#### Records

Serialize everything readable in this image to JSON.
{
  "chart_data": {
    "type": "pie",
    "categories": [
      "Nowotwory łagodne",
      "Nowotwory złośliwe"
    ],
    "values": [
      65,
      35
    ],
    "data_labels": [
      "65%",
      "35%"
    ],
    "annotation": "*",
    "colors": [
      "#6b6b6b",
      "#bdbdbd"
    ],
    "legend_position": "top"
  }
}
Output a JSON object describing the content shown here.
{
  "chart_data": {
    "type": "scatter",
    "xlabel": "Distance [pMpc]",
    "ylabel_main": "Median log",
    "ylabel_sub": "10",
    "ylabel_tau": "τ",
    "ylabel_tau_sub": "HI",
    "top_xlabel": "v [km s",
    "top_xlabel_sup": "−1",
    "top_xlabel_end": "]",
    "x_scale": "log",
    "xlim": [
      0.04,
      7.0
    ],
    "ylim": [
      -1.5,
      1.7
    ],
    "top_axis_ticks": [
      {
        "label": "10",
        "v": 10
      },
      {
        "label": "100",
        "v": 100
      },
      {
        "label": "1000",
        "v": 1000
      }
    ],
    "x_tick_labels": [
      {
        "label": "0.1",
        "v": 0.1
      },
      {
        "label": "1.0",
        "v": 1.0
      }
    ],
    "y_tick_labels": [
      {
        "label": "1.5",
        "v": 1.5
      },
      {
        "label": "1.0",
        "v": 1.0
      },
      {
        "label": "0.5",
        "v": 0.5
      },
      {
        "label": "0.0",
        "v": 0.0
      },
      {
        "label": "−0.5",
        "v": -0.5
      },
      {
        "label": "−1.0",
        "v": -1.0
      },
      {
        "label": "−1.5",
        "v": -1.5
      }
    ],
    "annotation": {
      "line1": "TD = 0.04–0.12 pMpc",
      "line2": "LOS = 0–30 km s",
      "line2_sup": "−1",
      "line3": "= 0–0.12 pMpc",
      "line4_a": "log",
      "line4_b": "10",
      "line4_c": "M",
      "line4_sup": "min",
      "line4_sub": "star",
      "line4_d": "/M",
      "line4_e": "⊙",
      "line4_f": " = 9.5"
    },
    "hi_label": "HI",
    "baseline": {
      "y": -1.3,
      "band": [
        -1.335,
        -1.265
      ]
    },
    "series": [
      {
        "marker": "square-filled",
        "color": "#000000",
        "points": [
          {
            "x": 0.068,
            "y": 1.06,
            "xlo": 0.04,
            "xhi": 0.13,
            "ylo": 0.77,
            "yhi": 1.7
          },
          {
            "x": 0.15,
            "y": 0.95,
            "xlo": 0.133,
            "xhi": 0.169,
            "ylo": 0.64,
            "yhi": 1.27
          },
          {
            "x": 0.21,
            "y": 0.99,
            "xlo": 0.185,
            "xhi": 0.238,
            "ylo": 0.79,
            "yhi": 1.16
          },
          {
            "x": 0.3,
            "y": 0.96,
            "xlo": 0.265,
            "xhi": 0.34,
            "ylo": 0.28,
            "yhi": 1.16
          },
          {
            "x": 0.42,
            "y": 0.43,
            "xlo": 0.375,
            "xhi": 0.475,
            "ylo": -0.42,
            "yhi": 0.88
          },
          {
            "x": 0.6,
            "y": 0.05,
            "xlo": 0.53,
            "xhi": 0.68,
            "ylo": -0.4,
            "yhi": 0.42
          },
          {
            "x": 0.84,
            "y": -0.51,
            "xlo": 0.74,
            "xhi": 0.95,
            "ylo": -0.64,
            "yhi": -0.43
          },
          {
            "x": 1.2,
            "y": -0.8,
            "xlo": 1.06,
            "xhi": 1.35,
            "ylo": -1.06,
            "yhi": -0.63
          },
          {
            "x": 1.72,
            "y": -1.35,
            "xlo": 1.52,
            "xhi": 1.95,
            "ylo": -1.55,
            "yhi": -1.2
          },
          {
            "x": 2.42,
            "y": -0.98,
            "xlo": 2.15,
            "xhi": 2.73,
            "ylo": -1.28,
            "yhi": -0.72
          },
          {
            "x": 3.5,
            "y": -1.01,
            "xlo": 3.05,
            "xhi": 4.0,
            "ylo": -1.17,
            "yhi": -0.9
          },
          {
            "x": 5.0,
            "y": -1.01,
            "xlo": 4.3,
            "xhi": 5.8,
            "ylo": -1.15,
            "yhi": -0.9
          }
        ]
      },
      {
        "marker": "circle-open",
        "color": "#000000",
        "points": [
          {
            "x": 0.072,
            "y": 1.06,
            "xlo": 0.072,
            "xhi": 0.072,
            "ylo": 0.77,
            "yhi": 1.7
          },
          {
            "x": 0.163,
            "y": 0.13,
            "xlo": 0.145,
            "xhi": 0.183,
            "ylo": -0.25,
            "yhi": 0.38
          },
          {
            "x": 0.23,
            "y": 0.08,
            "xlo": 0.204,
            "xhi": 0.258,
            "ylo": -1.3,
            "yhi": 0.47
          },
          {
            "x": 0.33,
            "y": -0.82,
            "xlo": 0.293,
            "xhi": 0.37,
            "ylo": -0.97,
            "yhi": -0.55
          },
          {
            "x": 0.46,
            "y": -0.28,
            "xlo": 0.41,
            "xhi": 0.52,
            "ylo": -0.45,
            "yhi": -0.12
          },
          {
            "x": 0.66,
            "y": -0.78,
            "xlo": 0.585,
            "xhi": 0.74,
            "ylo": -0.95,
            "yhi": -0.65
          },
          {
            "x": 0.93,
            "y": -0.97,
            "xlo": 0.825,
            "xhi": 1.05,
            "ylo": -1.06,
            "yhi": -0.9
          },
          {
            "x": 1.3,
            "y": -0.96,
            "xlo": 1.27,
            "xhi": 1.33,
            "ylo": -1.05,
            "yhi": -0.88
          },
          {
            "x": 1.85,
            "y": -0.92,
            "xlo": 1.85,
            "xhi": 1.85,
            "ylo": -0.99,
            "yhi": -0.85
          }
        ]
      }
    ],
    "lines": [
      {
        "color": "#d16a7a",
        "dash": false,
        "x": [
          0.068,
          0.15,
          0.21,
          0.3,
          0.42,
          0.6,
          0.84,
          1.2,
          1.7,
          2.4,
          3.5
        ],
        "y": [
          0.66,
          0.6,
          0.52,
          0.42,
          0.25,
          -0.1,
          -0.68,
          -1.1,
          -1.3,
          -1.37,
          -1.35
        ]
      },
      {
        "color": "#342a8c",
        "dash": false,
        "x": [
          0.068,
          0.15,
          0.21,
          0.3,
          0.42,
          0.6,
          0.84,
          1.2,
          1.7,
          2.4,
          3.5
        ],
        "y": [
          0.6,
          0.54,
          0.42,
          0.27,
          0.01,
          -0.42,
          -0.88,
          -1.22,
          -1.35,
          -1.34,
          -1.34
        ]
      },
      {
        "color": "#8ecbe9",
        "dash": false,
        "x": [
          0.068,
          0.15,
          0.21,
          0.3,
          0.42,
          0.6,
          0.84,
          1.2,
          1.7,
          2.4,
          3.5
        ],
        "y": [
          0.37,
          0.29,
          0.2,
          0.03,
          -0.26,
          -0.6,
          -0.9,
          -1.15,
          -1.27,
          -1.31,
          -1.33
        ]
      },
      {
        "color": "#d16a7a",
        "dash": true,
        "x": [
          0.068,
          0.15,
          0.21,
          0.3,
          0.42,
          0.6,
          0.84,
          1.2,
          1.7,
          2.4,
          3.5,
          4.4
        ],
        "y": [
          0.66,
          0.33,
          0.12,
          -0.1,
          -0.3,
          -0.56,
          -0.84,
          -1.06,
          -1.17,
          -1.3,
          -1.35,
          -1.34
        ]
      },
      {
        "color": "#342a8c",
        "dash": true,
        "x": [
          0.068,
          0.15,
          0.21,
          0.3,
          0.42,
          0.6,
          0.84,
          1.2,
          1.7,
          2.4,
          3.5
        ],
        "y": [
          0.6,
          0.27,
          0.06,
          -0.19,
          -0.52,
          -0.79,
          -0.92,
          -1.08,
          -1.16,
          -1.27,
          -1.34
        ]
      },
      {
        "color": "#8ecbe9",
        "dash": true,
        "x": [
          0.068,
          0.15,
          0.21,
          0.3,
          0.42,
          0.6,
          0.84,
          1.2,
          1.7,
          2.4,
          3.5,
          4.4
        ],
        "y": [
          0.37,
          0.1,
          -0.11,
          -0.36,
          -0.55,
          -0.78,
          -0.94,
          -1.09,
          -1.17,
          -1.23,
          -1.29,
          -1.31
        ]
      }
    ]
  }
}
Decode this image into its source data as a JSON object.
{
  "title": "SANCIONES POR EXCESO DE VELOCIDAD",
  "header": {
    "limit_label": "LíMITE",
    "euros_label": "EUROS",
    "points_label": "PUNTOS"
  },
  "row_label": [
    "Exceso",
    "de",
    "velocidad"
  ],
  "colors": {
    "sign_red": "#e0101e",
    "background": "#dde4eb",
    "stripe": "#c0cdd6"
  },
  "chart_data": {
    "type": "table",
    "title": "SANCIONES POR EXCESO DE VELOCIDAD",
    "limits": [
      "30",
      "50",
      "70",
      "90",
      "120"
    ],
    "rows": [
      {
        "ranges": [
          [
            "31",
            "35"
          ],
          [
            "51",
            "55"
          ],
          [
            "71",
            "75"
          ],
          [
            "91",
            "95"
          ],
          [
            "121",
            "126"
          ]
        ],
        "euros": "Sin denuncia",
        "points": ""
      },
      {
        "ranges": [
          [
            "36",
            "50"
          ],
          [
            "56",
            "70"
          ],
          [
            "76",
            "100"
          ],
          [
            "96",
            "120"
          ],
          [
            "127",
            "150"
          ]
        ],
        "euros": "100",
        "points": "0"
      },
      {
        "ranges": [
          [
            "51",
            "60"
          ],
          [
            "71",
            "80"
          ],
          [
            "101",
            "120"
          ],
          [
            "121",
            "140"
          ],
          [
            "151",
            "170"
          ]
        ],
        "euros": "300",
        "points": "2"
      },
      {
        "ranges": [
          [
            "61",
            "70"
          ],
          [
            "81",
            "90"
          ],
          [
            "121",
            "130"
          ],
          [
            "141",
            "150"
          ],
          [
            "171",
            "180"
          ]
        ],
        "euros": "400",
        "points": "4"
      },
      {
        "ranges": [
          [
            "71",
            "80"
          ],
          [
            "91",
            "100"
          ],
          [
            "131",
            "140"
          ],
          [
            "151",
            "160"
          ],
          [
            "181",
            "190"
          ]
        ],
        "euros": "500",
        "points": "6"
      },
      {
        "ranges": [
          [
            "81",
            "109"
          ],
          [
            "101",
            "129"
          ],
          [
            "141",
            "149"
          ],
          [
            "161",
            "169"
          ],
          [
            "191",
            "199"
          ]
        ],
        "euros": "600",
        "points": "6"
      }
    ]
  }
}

#### Exercise aim
Only the count is needed: the number of lines in the data that include the word "Nowotwory".

#### Answer to the problem
2